### DO THIS:
Write out nothing but the lines from the one containing "Read all visible content and emit it as JSON." through the last line below, both included, and without the pictures.

### MATERIAL PROVIDED:
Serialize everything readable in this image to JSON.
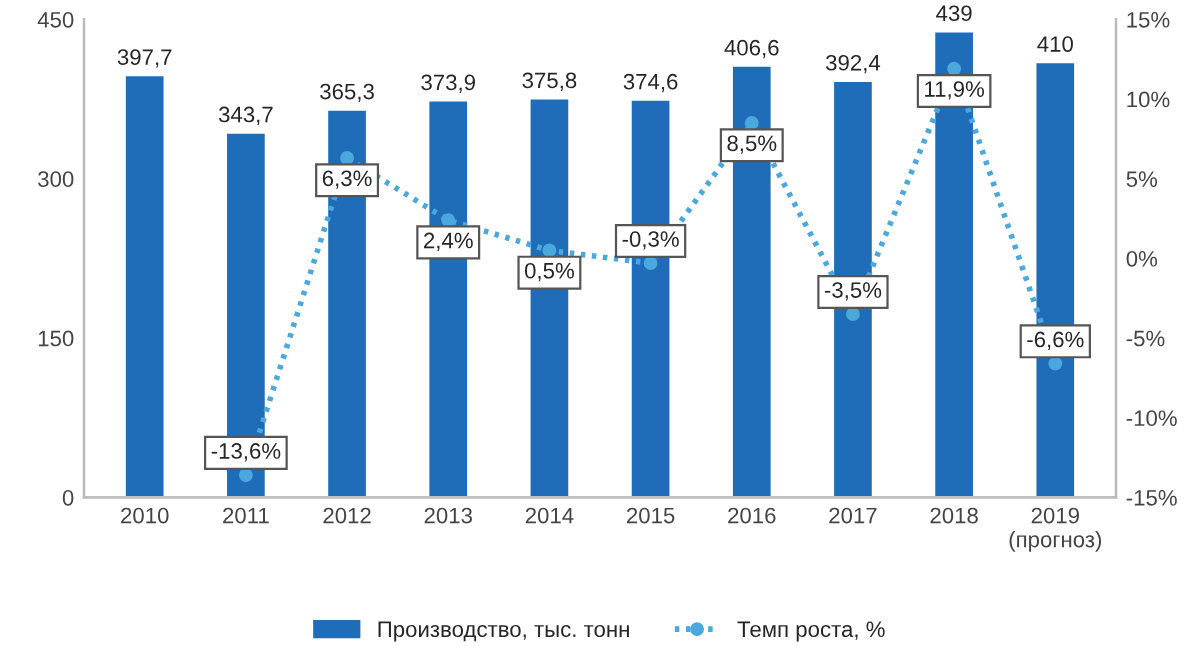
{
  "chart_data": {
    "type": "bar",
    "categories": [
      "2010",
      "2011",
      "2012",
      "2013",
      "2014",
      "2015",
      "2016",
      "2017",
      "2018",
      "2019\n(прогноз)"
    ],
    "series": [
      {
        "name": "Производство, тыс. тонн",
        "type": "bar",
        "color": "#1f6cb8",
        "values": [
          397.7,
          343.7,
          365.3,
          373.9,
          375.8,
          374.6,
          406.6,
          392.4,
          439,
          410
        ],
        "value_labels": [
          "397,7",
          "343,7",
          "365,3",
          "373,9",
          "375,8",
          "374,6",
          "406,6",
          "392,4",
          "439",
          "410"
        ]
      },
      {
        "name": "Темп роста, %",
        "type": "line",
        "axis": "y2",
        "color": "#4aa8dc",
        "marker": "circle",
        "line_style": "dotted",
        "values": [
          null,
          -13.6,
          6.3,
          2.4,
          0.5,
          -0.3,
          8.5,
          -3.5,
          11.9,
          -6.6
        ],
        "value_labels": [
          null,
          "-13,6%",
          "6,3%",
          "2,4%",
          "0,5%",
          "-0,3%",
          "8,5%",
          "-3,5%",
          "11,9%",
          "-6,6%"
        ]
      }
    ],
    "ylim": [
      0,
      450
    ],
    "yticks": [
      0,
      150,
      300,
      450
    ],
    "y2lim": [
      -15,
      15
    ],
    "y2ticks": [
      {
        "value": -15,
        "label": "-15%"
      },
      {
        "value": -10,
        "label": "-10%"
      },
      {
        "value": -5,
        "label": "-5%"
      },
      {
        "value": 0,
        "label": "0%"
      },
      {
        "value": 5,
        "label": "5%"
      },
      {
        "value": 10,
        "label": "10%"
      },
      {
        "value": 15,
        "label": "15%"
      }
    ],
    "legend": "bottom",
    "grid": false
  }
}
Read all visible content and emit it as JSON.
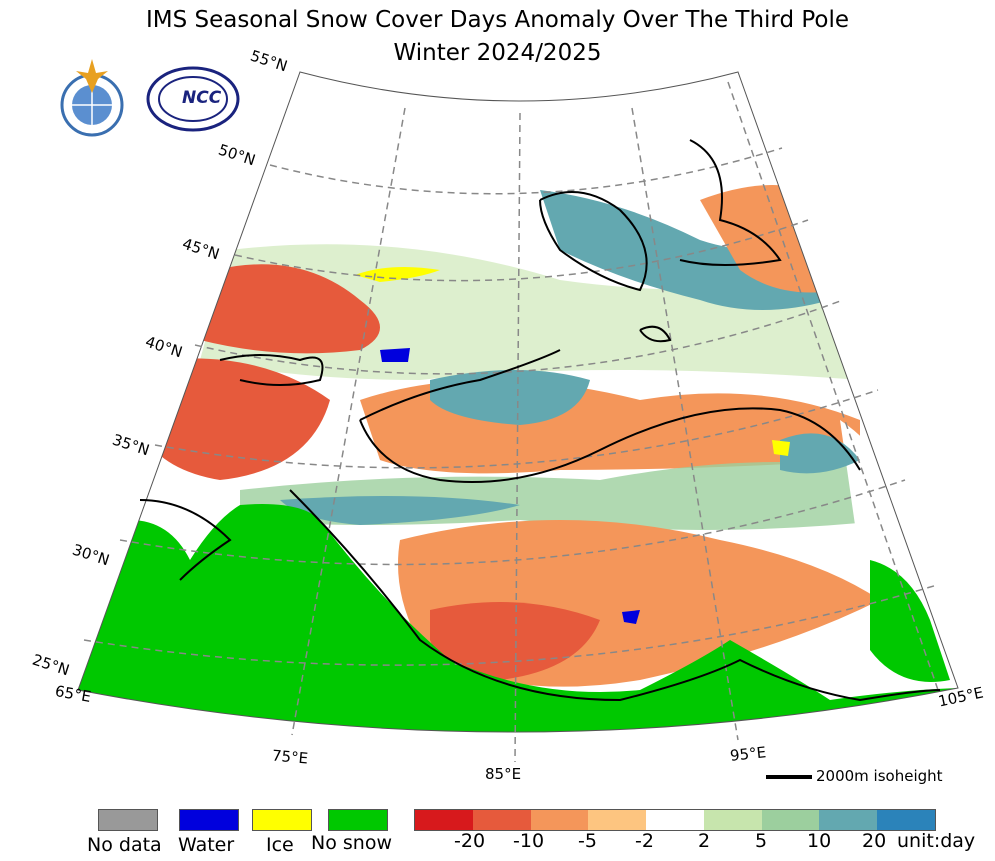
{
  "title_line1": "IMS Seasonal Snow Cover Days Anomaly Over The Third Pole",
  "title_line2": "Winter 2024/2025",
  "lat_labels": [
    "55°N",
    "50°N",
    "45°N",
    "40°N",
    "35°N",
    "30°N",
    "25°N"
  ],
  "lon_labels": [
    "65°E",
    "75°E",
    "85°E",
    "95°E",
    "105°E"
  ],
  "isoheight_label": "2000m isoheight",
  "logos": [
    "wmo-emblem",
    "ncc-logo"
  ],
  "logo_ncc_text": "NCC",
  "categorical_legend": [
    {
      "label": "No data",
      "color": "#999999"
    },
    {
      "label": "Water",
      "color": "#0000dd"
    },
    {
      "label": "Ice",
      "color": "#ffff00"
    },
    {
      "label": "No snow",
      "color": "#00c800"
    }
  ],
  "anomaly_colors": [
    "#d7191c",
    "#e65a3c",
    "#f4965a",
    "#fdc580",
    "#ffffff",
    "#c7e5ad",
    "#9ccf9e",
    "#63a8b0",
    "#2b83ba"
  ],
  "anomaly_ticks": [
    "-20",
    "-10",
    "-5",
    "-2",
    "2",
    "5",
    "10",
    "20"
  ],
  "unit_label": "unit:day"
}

### EXERCISE ANSWER:
Read all visible content and emit it as JSON.
{
  "title_line1": "IMS Seasonal Snow Cover Days Anomaly Over The Third Pole",
  "title_line2": "Winter 2024/2025",
  "lat_labels": [
    "55°N",
    "50°N",
    "45°N",
    "40°N",
    "35°N",
    "30°N",
    "25°N"
  ],
  "lon_labels": [
    "65°E",
    "75°E",
    "85°E",
    "95°E",
    "105°E"
  ],
  "isoheight_label": "2000m isoheight",
  "logos": [
    "wmo-emblem",
    "ncc-logo"
  ],
  "logo_ncc_text": "NCC",
  "categorical_legend": [
    {
      "label": "No data",
      "color": "#999999"
    },
    {
      "label": "Water",
      "color": "#0000dd"
    },
    {
      "label": "Ice",
      "color": "#ffff00"
    },
    {
      "label": "No snow",
      "color": "#00c800"
    }
  ],
  "anomaly_colors": [
    "#d7191c",
    "#e65a3c",
    "#f4965a",
    "#fdc580",
    "#ffffff",
    "#c7e5ad",
    "#9ccf9e",
    "#63a8b0",
    "#2b83ba"
  ],
  "anomaly_ticks": [
    "-20",
    "-10",
    "-5",
    "-2",
    "2",
    "5",
    "10",
    "20"
  ],
  "unit_label": "unit:day"
}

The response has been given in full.